▶ [What the exercise asks] Transcribe the listing word for word.

▶ [Recorded data]
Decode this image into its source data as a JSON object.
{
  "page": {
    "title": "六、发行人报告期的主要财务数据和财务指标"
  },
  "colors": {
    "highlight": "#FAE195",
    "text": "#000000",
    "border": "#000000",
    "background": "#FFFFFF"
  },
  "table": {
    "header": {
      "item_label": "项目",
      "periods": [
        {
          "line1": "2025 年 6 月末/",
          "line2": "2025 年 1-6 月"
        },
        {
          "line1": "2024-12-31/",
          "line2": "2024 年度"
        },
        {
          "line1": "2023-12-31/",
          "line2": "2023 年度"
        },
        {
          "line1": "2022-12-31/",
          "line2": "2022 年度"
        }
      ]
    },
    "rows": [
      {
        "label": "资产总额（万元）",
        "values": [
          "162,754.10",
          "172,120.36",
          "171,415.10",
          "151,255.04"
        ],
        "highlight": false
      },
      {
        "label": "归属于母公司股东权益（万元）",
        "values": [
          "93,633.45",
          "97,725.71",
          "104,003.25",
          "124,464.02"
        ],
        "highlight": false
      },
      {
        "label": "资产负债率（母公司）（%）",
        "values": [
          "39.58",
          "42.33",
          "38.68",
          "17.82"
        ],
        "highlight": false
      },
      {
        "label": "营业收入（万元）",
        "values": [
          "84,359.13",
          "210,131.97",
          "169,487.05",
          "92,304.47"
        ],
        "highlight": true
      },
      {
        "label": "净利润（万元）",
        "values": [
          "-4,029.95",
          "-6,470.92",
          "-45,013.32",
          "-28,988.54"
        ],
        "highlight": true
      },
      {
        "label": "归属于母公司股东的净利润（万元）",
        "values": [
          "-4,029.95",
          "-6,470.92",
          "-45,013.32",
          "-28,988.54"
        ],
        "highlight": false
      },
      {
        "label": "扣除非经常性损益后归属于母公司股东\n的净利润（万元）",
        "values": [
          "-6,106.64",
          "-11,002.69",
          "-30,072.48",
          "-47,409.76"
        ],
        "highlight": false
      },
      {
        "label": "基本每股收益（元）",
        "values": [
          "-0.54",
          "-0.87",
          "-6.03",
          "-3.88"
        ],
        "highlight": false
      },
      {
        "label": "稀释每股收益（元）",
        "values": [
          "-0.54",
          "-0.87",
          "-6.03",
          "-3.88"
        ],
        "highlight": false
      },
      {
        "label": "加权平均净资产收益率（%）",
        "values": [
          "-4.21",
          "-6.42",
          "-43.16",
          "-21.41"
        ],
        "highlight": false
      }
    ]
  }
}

▶ [Problem solution]
Decode this image into its source data as a JSON object.
{
  "page": {
    "title": "六、发行人报告期的主要财务数据和财务指标"
  },
  "colors": {
    "highlight": "#FAE195",
    "text": "#000000",
    "border": "#000000",
    "background": "#FFFFFF"
  },
  "table": {
    "header": {
      "item_label": "项目",
      "periods": [
        {
          "line1": "2025 年 6 月末/",
          "line2": "2025 年 1-6 月"
        },
        {
          "line1": "2024-12-31/",
          "line2": "2024 年度"
        },
        {
          "line1": "2023-12-31/",
          "line2": "2023 年度"
        },
        {
          "line1": "2022-12-31/",
          "line2": "2022 年度"
        }
      ]
    },
    "rows": [
      {
        "label": "资产总额（万元）",
        "values": [
          "162,754.10",
          "172,120.36",
          "171,415.10",
          "151,255.04"
        ],
        "highlight": false
      },
      {
        "label": "归属于母公司股东权益（万元）",
        "values": [
          "93,633.45",
          "97,725.71",
          "104,003.25",
          "124,464.02"
        ],
        "highlight": false
      },
      {
        "label": "资产负债率（母公司）（%）",
        "values": [
          "39.58",
          "42.33",
          "38.68",
          "17.82"
        ],
        "highlight": false
      },
      {
        "label": "营业收入（万元）",
        "values": [
          "84,359.13",
          "210,131.97",
          "169,487.05",
          "92,304.47"
        ],
        "highlight": true
      },
      {
        "label": "净利润（万元）",
        "values": [
          "-4,029.95",
          "-6,470.92",
          "-45,013.32",
          "-28,988.54"
        ],
        "highlight": true
      },
      {
        "label": "归属于母公司股东的净利润（万元）",
        "values": [
          "-4,029.95",
          "-6,470.92",
          "-45,013.32",
          "-28,988.54"
        ],
        "highlight": false
      },
      {
        "label": "扣除非经常性损益后归属于母公司股东\n的净利润（万元）",
        "values": [
          "-6,106.64",
          "-11,002.69",
          "-30,072.48",
          "-47,409.76"
        ],
        "highlight": false
      },
      {
        "label": "基本每股收益（元）",
        "values": [
          "-0.54",
          "-0.87",
          "-6.03",
          "-3.88"
        ],
        "highlight": false
      },
      {
        "label": "稀释每股收益（元）",
        "values": [
          "-0.54",
          "-0.87",
          "-6.03",
          "-3.88"
        ],
        "highlight": false
      },
      {
        "label": "加权平均净资产收益率（%）",
        "values": [
          "-4.21",
          "-6.42",
          "-43.16",
          "-21.41"
        ],
        "highlight": false
      }
    ]
  }
}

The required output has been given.